* Data section *
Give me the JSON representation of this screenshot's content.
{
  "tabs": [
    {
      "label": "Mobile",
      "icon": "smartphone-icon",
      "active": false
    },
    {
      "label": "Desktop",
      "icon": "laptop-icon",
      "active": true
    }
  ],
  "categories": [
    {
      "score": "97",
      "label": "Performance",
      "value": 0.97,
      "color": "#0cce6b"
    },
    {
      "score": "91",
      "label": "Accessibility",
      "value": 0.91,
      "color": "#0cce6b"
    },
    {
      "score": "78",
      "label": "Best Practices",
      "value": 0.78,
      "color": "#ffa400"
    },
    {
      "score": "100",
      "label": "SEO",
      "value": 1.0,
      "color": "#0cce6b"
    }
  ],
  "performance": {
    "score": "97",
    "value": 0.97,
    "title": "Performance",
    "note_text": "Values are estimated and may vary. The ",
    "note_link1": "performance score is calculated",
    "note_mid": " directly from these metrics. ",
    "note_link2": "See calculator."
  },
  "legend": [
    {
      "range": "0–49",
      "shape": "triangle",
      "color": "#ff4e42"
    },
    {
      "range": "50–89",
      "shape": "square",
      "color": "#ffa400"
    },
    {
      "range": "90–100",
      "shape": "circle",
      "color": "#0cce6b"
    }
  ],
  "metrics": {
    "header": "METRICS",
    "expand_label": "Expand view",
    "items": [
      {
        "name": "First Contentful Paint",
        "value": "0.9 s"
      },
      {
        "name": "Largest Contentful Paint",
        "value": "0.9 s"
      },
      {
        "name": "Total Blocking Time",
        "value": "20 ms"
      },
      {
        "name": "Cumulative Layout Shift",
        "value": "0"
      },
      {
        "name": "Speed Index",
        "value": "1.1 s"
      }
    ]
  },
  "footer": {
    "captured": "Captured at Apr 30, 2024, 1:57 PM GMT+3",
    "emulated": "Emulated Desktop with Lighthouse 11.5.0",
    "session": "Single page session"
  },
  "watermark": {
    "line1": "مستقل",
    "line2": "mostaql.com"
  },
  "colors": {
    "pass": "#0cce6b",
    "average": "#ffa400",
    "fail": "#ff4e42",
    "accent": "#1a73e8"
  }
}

* To do *
Restate the listing in full, word for word.

* Result *
Give me the JSON representation of this screenshot's content.
{
  "tabs": [
    {
      "label": "Mobile",
      "icon": "smartphone-icon",
      "active": false
    },
    {
      "label": "Desktop",
      "icon": "laptop-icon",
      "active": true
    }
  ],
  "categories": [
    {
      "score": "97",
      "label": "Performance",
      "value": 0.97,
      "color": "#0cce6b"
    },
    {
      "score": "91",
      "label": "Accessibility",
      "value": 0.91,
      "color": "#0cce6b"
    },
    {
      "score": "78",
      "label": "Best Practices",
      "value": 0.78,
      "color": "#ffa400"
    },
    {
      "score": "100",
      "label": "SEO",
      "value": 1.0,
      "color": "#0cce6b"
    }
  ],
  "performance": {
    "score": "97",
    "value": 0.97,
    "title": "Performance",
    "note_text": "Values are estimated and may vary. The ",
    "note_link1": "performance score is calculated",
    "note_mid": " directly from these metrics. ",
    "note_link2": "See calculator."
  },
  "legend": [
    {
      "range": "0–49",
      "shape": "triangle",
      "color": "#ff4e42"
    },
    {
      "range": "50–89",
      "shape": "square",
      "color": "#ffa400"
    },
    {
      "range": "90–100",
      "shape": "circle",
      "color": "#0cce6b"
    }
  ],
  "metrics": {
    "header": "METRICS",
    "expand_label": "Expand view",
    "items": [
      {
        "name": "First Contentful Paint",
        "value": "0.9 s"
      },
      {
        "name": "Largest Contentful Paint",
        "value": "0.9 s"
      },
      {
        "name": "Total Blocking Time",
        "value": "20 ms"
      },
      {
        "name": "Cumulative Layout Shift",
        "value": "0"
      },
      {
        "name": "Speed Index",
        "value": "1.1 s"
      }
    ]
  },
  "footer": {
    "captured": "Captured at Apr 30, 2024, 1:57 PM GMT+3",
    "emulated": "Emulated Desktop with Lighthouse 11.5.0",
    "session": "Single page session"
  },
  "watermark": {
    "line1": "مستقل",
    "line2": "mostaql.com"
  },
  "colors": {
    "pass": "#0cce6b",
    "average": "#ffa400",
    "fail": "#ff4e42",
    "accent": "#1a73e8"
  }
}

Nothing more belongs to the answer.